# Description of the task:
Where a line in the listing below contains the word "marker", copy that line.
=== Data for processing ===
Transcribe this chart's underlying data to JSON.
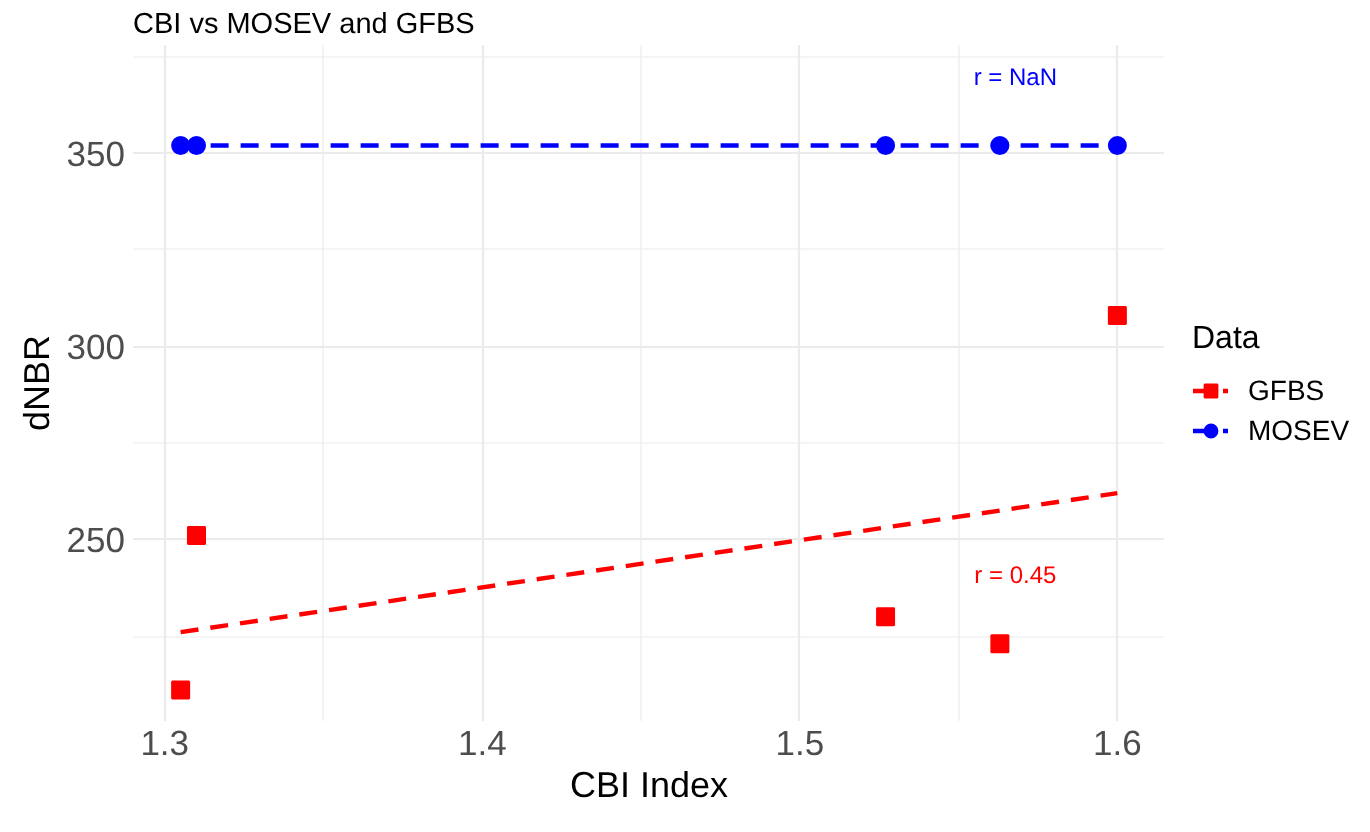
{
  "chart_data": {
    "type": "scatter",
    "title": "CBI vs MOSEV and GFBS",
    "xlabel": "CBI Index",
    "ylabel": "dNBR",
    "legend_title": "Data",
    "xlim": [
      1.29,
      1.615
    ],
    "xticks": [
      1.3,
      {
        "value": 1.35,
        "label": null
      },
      1.4,
      {
        "value": 1.45,
        "label": null
      },
      1.5,
      {
        "value": 1.55,
        "label": null
      },
      1.6
    ],
    "ylim": [
      203,
      378
    ],
    "yticks": [
      {
        "value": 225,
        "label": null
      },
      250,
      {
        "value": 275,
        "label": null
      },
      300,
      {
        "value": 325,
        "label": null
      },
      350,
      {
        "value": 375,
        "label": null
      }
    ],
    "grid": true,
    "legend": "right",
    "series": [
      {
        "name": "GFBS",
        "marker": "square",
        "color": "#ff0000",
        "x": [
          1.305,
          1.31,
          1.527,
          1.563,
          1.6
        ],
        "values": [
          211,
          251,
          230,
          223,
          308
        ]
      },
      {
        "name": "MOSEV",
        "marker": "circle",
        "color": "#0000ff",
        "x": [
          1.305,
          1.31,
          1.527,
          1.563,
          1.6
        ],
        "values": [
          352,
          352,
          352,
          352,
          352
        ]
      },
      {
        "type": "line",
        "line_style": "dashed",
        "marker": "none",
        "color": "#ff0000",
        "x": [
          1.305,
          1.6
        ],
        "values": [
          226,
          262
        ]
      },
      {
        "type": "line",
        "line_style": "dashed",
        "marker": "none",
        "color": "#0000ff",
        "x": [
          1.305,
          1.6
        ],
        "values": [
          352,
          352
        ]
      }
    ],
    "annotations": [
      "r = 0.45",
      "r = NaN"
    ]
  }
}
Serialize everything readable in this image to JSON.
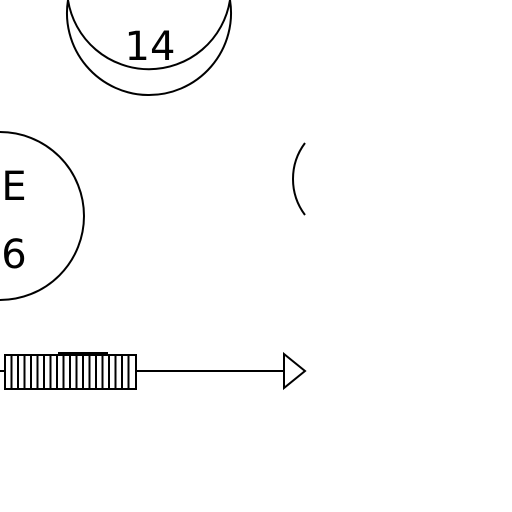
{
  "diagram": {
    "nodes": [
      {
        "id": "node-top",
        "lines": [
          "14"
        ]
      },
      {
        "id": "node-left",
        "lines": [
          "E",
          "6"
        ]
      },
      {
        "id": "node-right-partial",
        "lines": []
      }
    ],
    "connector": {
      "style": "hatched-bar-with-arrow",
      "arrowhead": "open-triangle"
    },
    "colors": {
      "stroke": "#000000",
      "background": "#ffffff"
    }
  }
}
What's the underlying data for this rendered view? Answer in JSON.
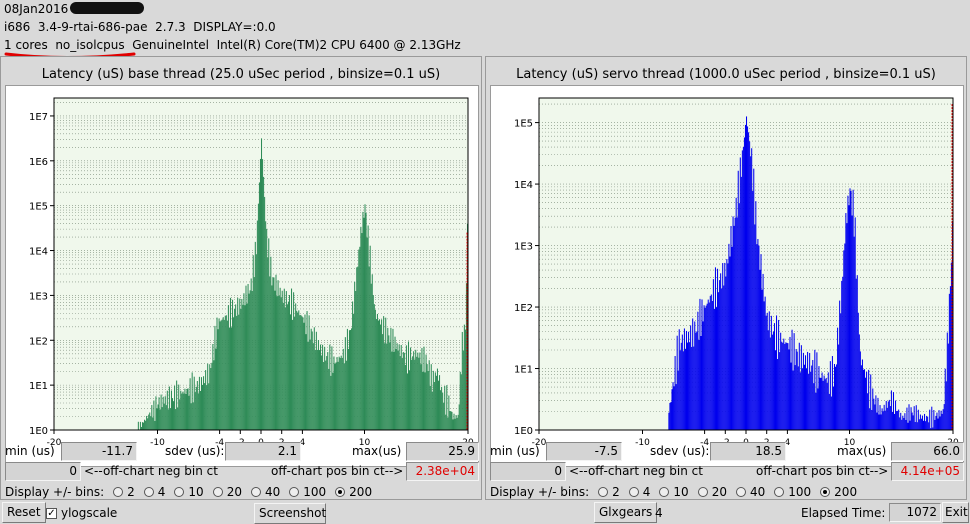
===
# Worked answer:
        "marker": "square",
        "marker": "circle",
        "marker": "none",
        "marker": "none",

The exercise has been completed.